** Start of Records supplied **
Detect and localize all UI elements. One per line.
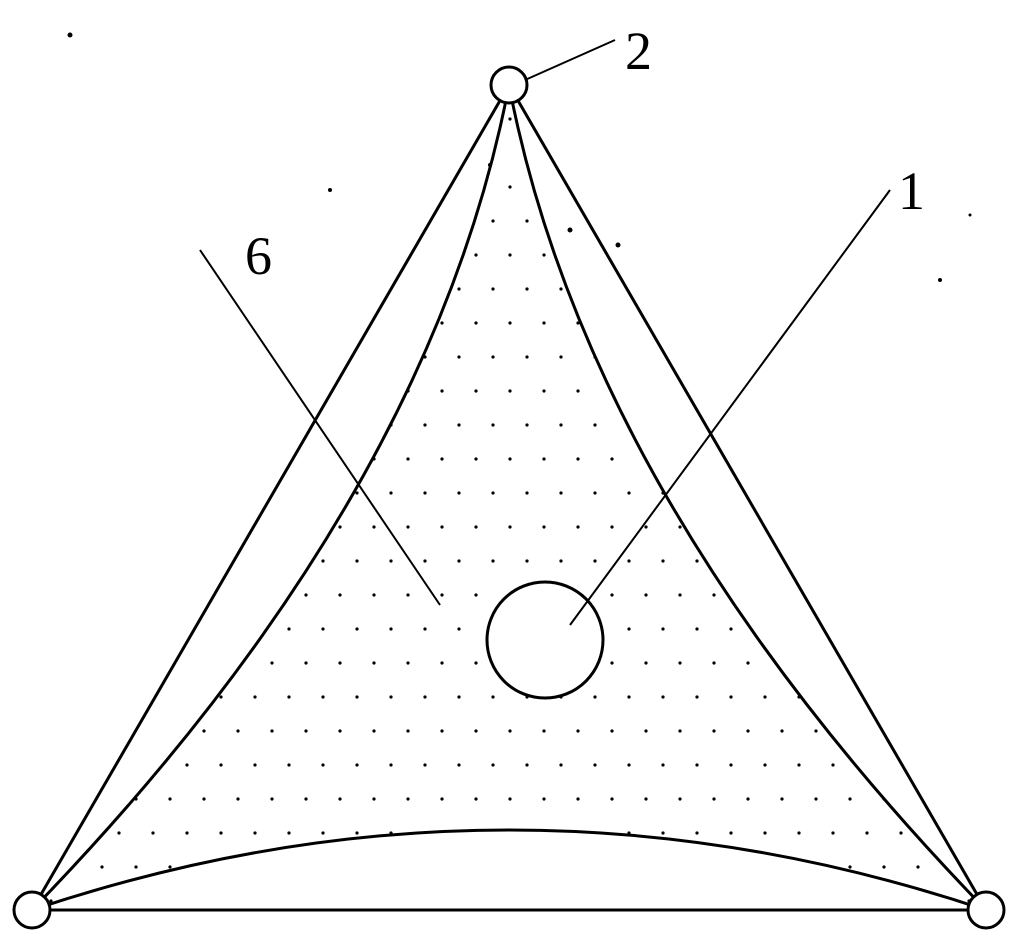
label-1: 1	[898, 160, 925, 222]
center-circle	[487, 582, 603, 698]
label-6: 6	[245, 225, 272, 287]
speckle-dot	[568, 228, 573, 233]
speckle-dot	[328, 188, 332, 192]
diagram-svg	[0, 0, 1018, 946]
label-2: 2	[625, 20, 652, 82]
diagram-root: 2 1 6	[0, 0, 1018, 946]
vertex-circle	[14, 892, 50, 928]
leader-2	[525, 40, 615, 80]
inner-concave-region	[32, 85, 986, 910]
speckle-dot	[68, 33, 73, 38]
speckle-dot	[938, 278, 942, 282]
speckle-dot	[488, 163, 492, 167]
vertex-circle	[491, 67, 527, 103]
speckle-dot	[616, 243, 621, 248]
vertex-circle	[968, 892, 1004, 928]
speckle-dot	[969, 214, 972, 217]
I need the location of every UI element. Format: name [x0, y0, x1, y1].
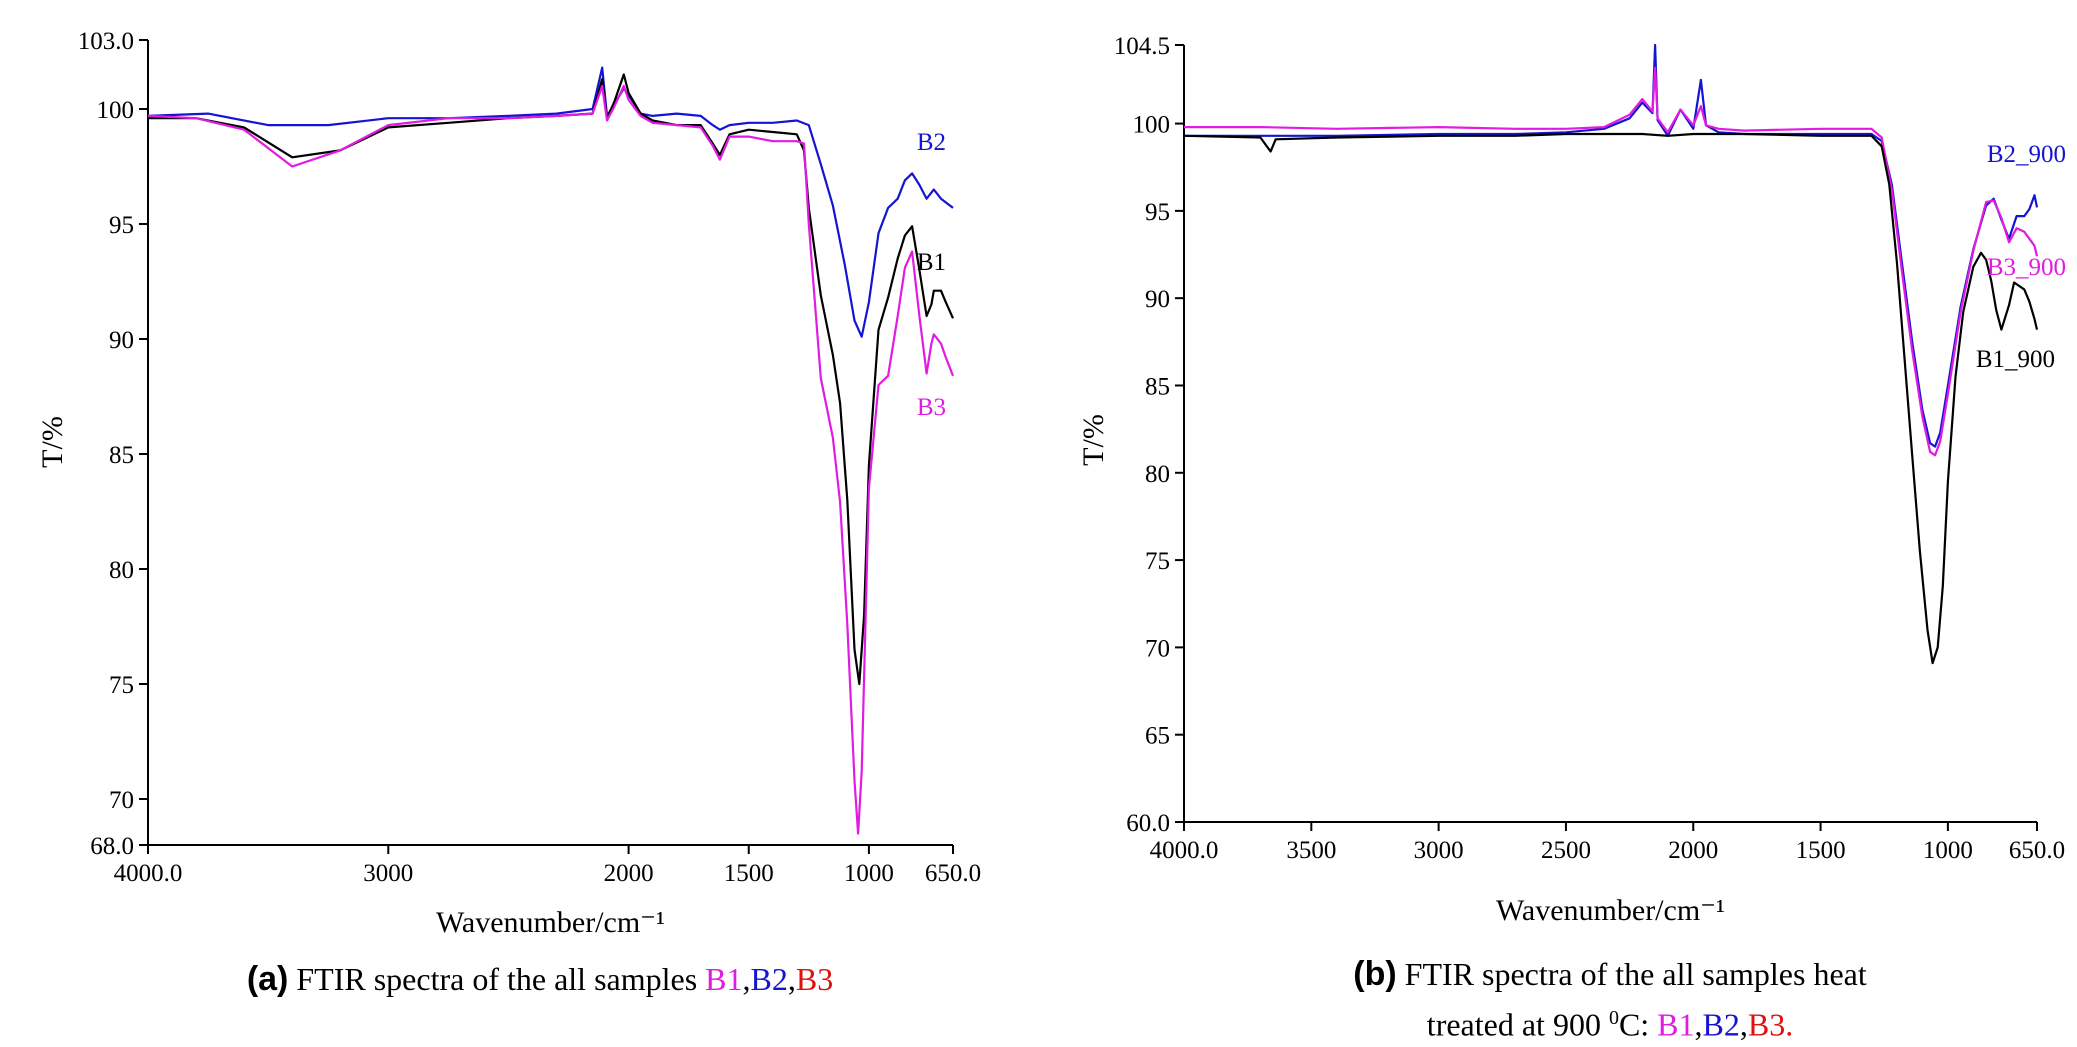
y-tick-label: 90: [109, 327, 134, 354]
x-tick-label: 1000: [844, 860, 894, 887]
x-tick-label: 1000: [1923, 837, 1973, 864]
caption-b-sample-b2: B2: [1702, 1006, 1740, 1043]
x-tick-label: 2000: [1668, 837, 1718, 864]
x-tick-label: 3500: [1286, 837, 1336, 864]
caption-b-line1: FTIR spectra of the all samples heat: [1404, 956, 1867, 992]
y-tick-label: 85: [109, 442, 134, 469]
y-tick-label: 95: [1145, 199, 1170, 226]
caption-a-tag: (a): [246, 960, 289, 998]
series-line-b1: [148, 73, 955, 686]
y-tick-label: 68.0: [90, 833, 134, 860]
caption-a-text: FTIR spectra of the all samples: [296, 961, 698, 997]
x-tick-label: 4000.0: [114, 860, 183, 887]
y-tick-label: 75: [109, 672, 134, 699]
caption-a-sep-2: ,: [787, 961, 796, 997]
y-axis-title: T/%: [36, 416, 69, 468]
x-tick-label: 650.0: [925, 860, 981, 887]
caption-b-sample-b3: B3.: [1747, 1006, 1794, 1043]
series-label-b2: B2: [917, 129, 946, 156]
caption-b-sample-b1: B1: [1657, 1006, 1695, 1043]
x-tick-label: 1500: [724, 860, 774, 887]
y-tick-label: 100: [1133, 112, 1171, 139]
y-tick-label: 85: [1145, 373, 1170, 400]
series-label-b1: B1: [917, 249, 946, 276]
y-tick-label: 100: [97, 97, 135, 124]
x-tick-label: 650.0: [2009, 837, 2065, 864]
series-line-b3: [147, 84, 955, 835]
caption-a: (a) FTIR spectra of the all samples B1,B…: [100, 960, 980, 999]
caption-b-sep-2: ,: [1739, 1006, 1748, 1043]
series-line-b1-900: [1183, 132, 2039, 665]
series-label-b1-900: B1_900: [1976, 346, 2055, 373]
caption-b: (b) FTIR spectra of the all samples heat…: [1170, 952, 2050, 1047]
y-tick-label: 65: [1145, 723, 1170, 750]
caption-b-tag: (b): [1353, 955, 1397, 993]
caption-b-sep-1: ,: [1694, 1006, 1703, 1043]
series-label-b3: B3: [917, 394, 946, 421]
series-line-b3-900: [1184, 66, 2039, 457]
y-tick-label: 70: [109, 787, 134, 814]
y-tick-label: 104.5: [1114, 33, 1170, 60]
y-tick-label: 70: [1145, 635, 1170, 662]
x-tick-label: 2500: [1541, 837, 1591, 864]
caption-a-sample-b3: B3: [795, 961, 834, 997]
x-tick-label: 2000: [604, 860, 654, 887]
caption-a-sample-b2: B2: [750, 961, 788, 997]
series-line-b2-900: [1184, 43, 2039, 448]
x-axis-title: Wavenumber/cm⁻¹: [1496, 894, 1725, 927]
x-tick-label: 1500: [1796, 837, 1846, 864]
y-tick-label: 80: [1145, 461, 1170, 488]
chart-a: 68.0 70 75 80 85 90 95 100 103.0 4000.0 3000 2000 15…: [36, 28, 981, 939]
y-tick-label: 90: [1145, 286, 1170, 313]
x-axis-title: Wavenumber/cm⁻¹: [436, 906, 665, 939]
series-label-b2-900: B2_900: [1987, 141, 2066, 168]
chart-b: 60.0 65 70 75 80 85 90 95 100 104.5 4000.0 3500 3000…: [1077, 33, 2066, 927]
series-label-b3-900: B3_900: [1987, 254, 2066, 281]
y-tick-label: 80: [109, 557, 134, 584]
y-tick-label: 103.0: [78, 28, 134, 55]
y-tick-label: 75: [1145, 548, 1170, 575]
x-tick-label: 3000: [1414, 837, 1464, 864]
caption-a-sample-b1: B1: [705, 961, 743, 997]
y-tick-label: 60.0: [1126, 810, 1170, 837]
y-axis-title: T/%: [1077, 414, 1110, 466]
caption-b-unit: C:: [1618, 1006, 1658, 1043]
x-tick-label: 4000.0: [1150, 837, 1219, 864]
caption-b-line2-prefix: treated at 900: [1426, 1006, 1601, 1043]
caption-b-degree: 0: [1608, 1007, 1619, 1029]
series-line-b2: [147, 66, 954, 338]
x-tick-label: 3000: [363, 860, 413, 887]
y-tick-label: 95: [109, 212, 134, 239]
caption-b-line2: treated at 900 0C: B1,B2,B3.: [1170, 996, 2050, 1047]
caption-a-sep-1: ,: [742, 961, 751, 997]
** End of Records supplied **
## Exercise task
Convert the lines of all the entries above into a JSON list of strings, one string per line, leaving out blank lines and the pictures.

## Worked solution
[
  "Detect and localize all UI elements. One per line.",
  "label-1: 1\t[898, 160, 925, 222]",
  "center-circle\t[487, 582, 603, 698]",
  "label-6: 6\t[245, 225, 272, 287]",
  "speckle-dot\t[568, 228, 573, 233]",
  "speckle-dot\t[328, 188, 332, 192]",
  "diagram-svg\t[0, 0, 1018, 946]",
  "label-2: 2\t[625, 20, 652, 82]",
  "diagram-root: 2 1 6\t[0, 0, 1018, 946]",
  "vertex-circle\t[14, 892, 50, 928]",
  "leader-2\t[525, 40, 615, 80]",
  "inner-concave-region\t[32, 85, 986, 910]",
  "speckle-dot\t[68, 33, 73, 38]",
  "speckle-dot\t[938, 278, 942, 282]",
  "speckle-dot\t[488, 163, 492, 167]",
  "vertex-circle\t[491, 67, 527, 103]",
  "speckle-dot\t[616, 243, 621, 248]",
  "vertex-circle\t[968, 892, 1004, 928]",
  "speckle-dot\t[969, 214, 972, 217]",
  "I need the location of every UI element. Format: name [x0, y0, x1, y1].",
  "y-tick-label: 90: [109, 327, 134, 354]",
  "x-tick-label: 1000: [844, 860, 894, 887]",
  "x-tick-label: 1000: [1923, 837, 1973, 864]",
  "caption-b-sample-b2: B2: [1702, 1006, 1740, 1043]",
  "x-tick-label: 2000: [1668, 837, 1718, 864]",
  "x-tick-label: 3500: [1286, 837, 1336, 864]",
  "caption-b-line1: FTIR spectra of the all samples heat: [1404, 956, 1867, 992]",
  "y-tick-label: 85: [109, 442, 134, 469]",
  "y-tick-label: 95: [1145, 199, 1170, 226]",
  "caption-a-tag: (a): [246, 960, 289, 998]",
  "series-line-b1: [148, 73, 955, 686]",
  "y-tick-label: 68.0: [90, 833, 134, 860]",
  "caption-a-text: FTIR spectra of the all samples: [296, 961, 698, 997]",
  "x-tick-label: 4000.0: [114, 860, 183, 887]",
  "y-tick-label: 75: [109, 672, 134, 699]",
  "caption-a-sep-2: ,: [787, 961, 796, 997]",
  "y-axis-title: T/%: [36, 416, 69, 468]",
  "x-tick-label: 650.0: [925, 860, 981, 887]",
  "caption-b-sample-b3: B3.: [1747, 1006, 1794, 1043]",
  "series-label-b2: B2: [917, 129, 946, 156]",
  "caption-b-sample-b1: B1: [1657, 1006, 1695, 1043]",
  "x-tick-label: 1500: [724, 860, 774, 887]",
  "y-tick-label: 100: [1133, 112, 1171, 139]",
  "y-tick-label: 85: [1145, 373, 1170, 400]",
  "series-label-b1: B1: [917, 249, 946, 276]",
  "y-tick-label: 100: [97, 97, 135, 124]",
  "x-tick-label: 650.0: [2009, 837, 2065, 864]",
  "series-line-b3: [147, 84, 955, 835]",
  "caption-a: (a) FTIR spectra of the all samples B1,B…: [100, 960, 980, 999]",
  "caption-b-sep-2: ,: [1739, 1006, 1748, 1043]",
  "series-line-b1-900: [1183, 132, 2039, 665]",
  "series-label-b1-900: B1_900: [1976, 346, 2055, 373]",
  "caption-b: (b) FTIR spectra of the all samples heat…: [1170, 952, 2050, 1047]",
  "y-tick-label: 65: [1145, 723, 1170, 750]",
  "caption-b-tag: (b): [1353, 955, 1397, 993]",
  "caption-b-sep-1: ,: [1694, 1006, 1703, 1043]",
  "series-label-b3: B3: [917, 394, 946, 421]",
  "series-line-b3-900: [1184, 66, 2039, 457]",
  "y-tick-label: 70: [109, 787, 134, 814]",
  "y-tick-label: 104.5: [1114, 33, 1170, 60]",
  "y-tick-label: 70: [1145, 635, 1170, 662]",
  "x-tick-label: 2500: [1541, 837, 1591, 864]",
  "caption-a-sample-b3: B3: [795, 961, 834, 997]",
  "x-tick-label: 2000: [604, 860, 654, 887]",
  "caption-a-sample-b2: B2: [750, 961, 788, 997]",
  "series-line-b2-900: [1184, 43, 2039, 448]",
  "x-axis-title: Wavenumber/cm⁻¹: [1496, 894, 1725, 927]",
  "x-tick-label: 1500: [1796, 837, 1846, 864]",
  "y-tick-label: 80: [1145, 461, 1170, 488]",
  "chart-a: 68.0 70 75 80 85 90 95 100 103.0 4000.0 3000 2000 15…: [36, 28, 981, 939]",
  "y-tick-label: 90: [1145, 286, 1170, 313]",
  "x-axis-title: Wavenumber/cm⁻¹: [436, 906, 665, 939]",
  "series-label-b2-900: B2_900: [1987, 141, 2066, 168]",
  "chart-b: 60.0 65 70 75 80 85 90 95 100 104.5 4000.0 3500 3000…: [1077, 33, 2066, 927]",
  "series-label-b3-900: B3_900: [1987, 254, 2066, 281]",
  "y-tick-label: 80: [109, 557, 134, 584]",
  "y-tick-label: 103.0: [78, 28, 134, 55]",
  "y-tick-label: 75: [1145, 548, 1170, 575]",
  "x-tick-label: 3000: [1414, 837, 1464, 864]",
  "caption-a-sample-b1: B1: [705, 961, 743, 997]",
  "y-tick-label: 60.0: [1126, 810, 1170, 837]",
  "y-axis-title: T/%: [1077, 414, 1110, 466]",
  "caption-b-unit: C:: [1618, 1006, 1658, 1043]",
  "x-tick-label: 4000.0: [1150, 837, 1219, 864]",
  "caption-b-line2-prefix: treated at 900: [1426, 1006, 1601, 1043]",
  "caption-b-degree: 0: [1608, 1007, 1619, 1029]",
  "series-line-b2: [147, 66, 954, 338]",
  "x-tick-label: 3000: [363, 860, 413, 887]",
  "y-tick-label: 95: [109, 212, 134, 239]",
  "caption-b-line2: treated at 900 0C: B1,B2,B3.: [1170, 996, 2050, 1047]",
  "caption-a-sep-1: ,: [742, 961, 751, 997]"
]